What the task requires
Set down the full listing exactly as given. Any pictures are to be left out.

Data supplied
+-------+

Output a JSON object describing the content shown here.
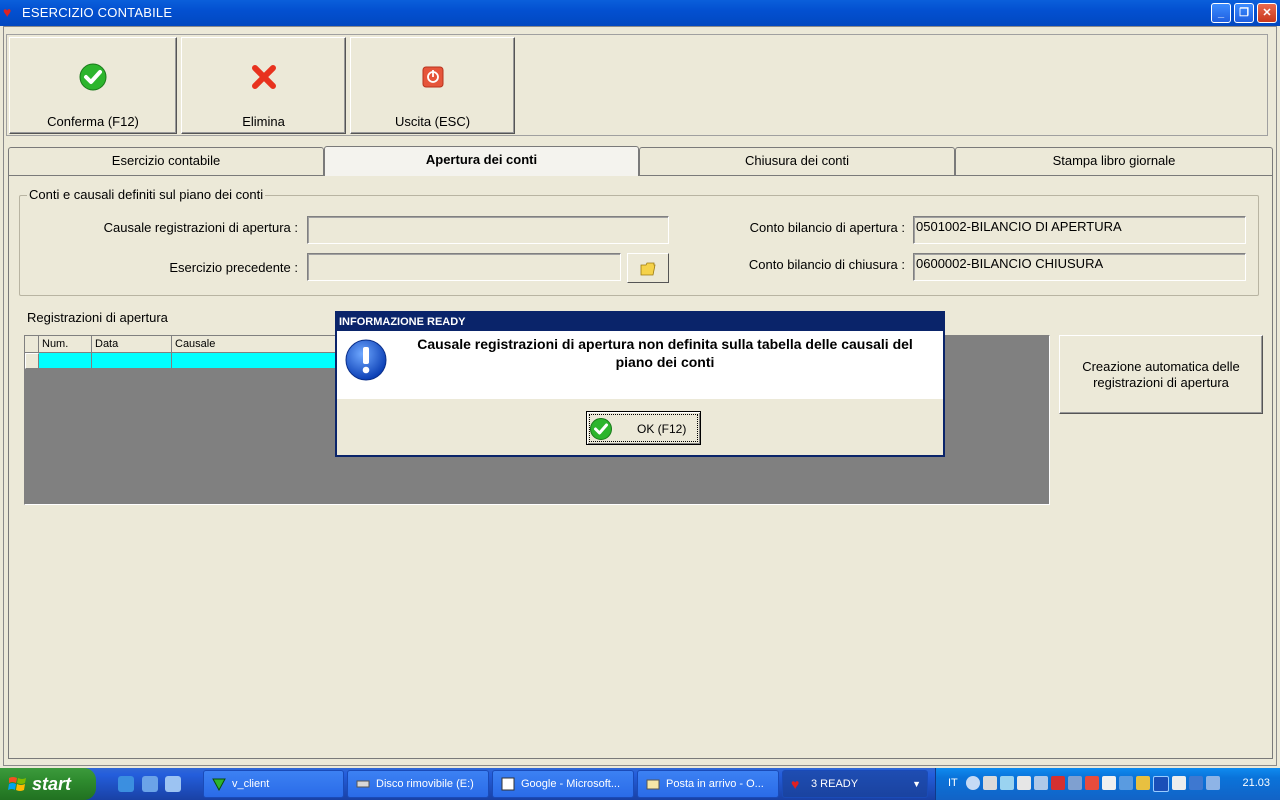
{
  "window": {
    "title": "ESERCIZIO CONTABILE"
  },
  "toolbar": {
    "conferma_label": "Conferma (F12)",
    "elimina_label": "Elimina",
    "uscita_label": "Uscita (ESC)"
  },
  "tabs": [
    {
      "label": "Esercizio contabile"
    },
    {
      "label": "Apertura dei conti"
    },
    {
      "label": "Chiusura dei conti"
    },
    {
      "label": "Stampa libro giornale"
    }
  ],
  "active_tab": "Apertura dei conti",
  "group": {
    "title": "Conti e causali definiti sul piano dei conti",
    "causale_label": "Causale registrazioni di apertura :",
    "causale_value": "",
    "esercizio_prec_label": "Esercizio precedente :",
    "esercizio_prec_value": "",
    "conto_apertura_label": "Conto bilancio di apertura :",
    "conto_apertura_value": "0501002-BILANCIO DI APERTURA",
    "conto_chiusura_label": "Conto bilancio di chiusura :",
    "conto_chiusura_value": "0600002-BILANCIO CHIUSURA"
  },
  "registrazioni": {
    "label": "Registrazioni di apertura",
    "columns": [
      "Num.",
      "Data",
      "Causale"
    ],
    "creazione_button": "Creazione automatica delle registrazioni di apertura"
  },
  "dialog": {
    "title": "INFORMAZIONE READY",
    "message": "Causale registrazioni di apertura non definita sulla tabella delle causali del piano dei conti",
    "ok_label": "OK (F12)"
  },
  "taskbar": {
    "start_label": "start",
    "tasks": [
      {
        "label": "v_client"
      },
      {
        "label": "Disco rimovibile (E:)"
      },
      {
        "label": "Google - Microsoft..."
      },
      {
        "label": "Posta in arrivo - O..."
      },
      {
        "label": "3 READY"
      }
    ],
    "language": "IT",
    "clock": "21.03"
  },
  "colors": {
    "titlebar": "#0350D0",
    "dialog_titlebar": "#0A246A",
    "grid_row": "#00FFFF",
    "window_bg": "#ECE9D8"
  }
}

+-------+

Result of this task
Output a JSON object describing the content shown here.
{
  "window": {
    "title": "ESERCIZIO CONTABILE"
  },
  "toolbar": {
    "conferma_label": "Conferma (F12)",
    "elimina_label": "Elimina",
    "uscita_label": "Uscita (ESC)"
  },
  "tabs": [
    {
      "label": "Esercizio contabile"
    },
    {
      "label": "Apertura dei conti"
    },
    {
      "label": "Chiusura dei conti"
    },
    {
      "label": "Stampa libro giornale"
    }
  ],
  "active_tab": "Apertura dei conti",
  "group": {
    "title": "Conti e causali definiti sul piano dei conti",
    "causale_label": "Causale registrazioni di apertura :",
    "causale_value": "",
    "esercizio_prec_label": "Esercizio precedente :",
    "esercizio_prec_value": "",
    "conto_apertura_label": "Conto bilancio di apertura :",
    "conto_apertura_value": "0501002-BILANCIO DI APERTURA",
    "conto_chiusura_label": "Conto bilancio di chiusura :",
    "conto_chiusura_value": "0600002-BILANCIO CHIUSURA"
  },
  "registrazioni": {
    "label": "Registrazioni di apertura",
    "columns": [
      "Num.",
      "Data",
      "Causale"
    ],
    "creazione_button": "Creazione automatica delle registrazioni di apertura"
  },
  "dialog": {
    "title": "INFORMAZIONE READY",
    "message": "Causale registrazioni di apertura non definita sulla tabella delle causali del piano dei conti",
    "ok_label": "OK (F12)"
  },
  "taskbar": {
    "start_label": "start",
    "tasks": [
      {
        "label": "v_client"
      },
      {
        "label": "Disco rimovibile (E:)"
      },
      {
        "label": "Google - Microsoft..."
      },
      {
        "label": "Posta in arrivo - O..."
      },
      {
        "label": "3 READY"
      }
    ],
    "language": "IT",
    "clock": "21.03"
  },
  "colors": {
    "titlebar": "#0350D0",
    "dialog_titlebar": "#0A246A",
    "grid_row": "#00FFFF",
    "window_bg": "#ECE9D8"
  }
}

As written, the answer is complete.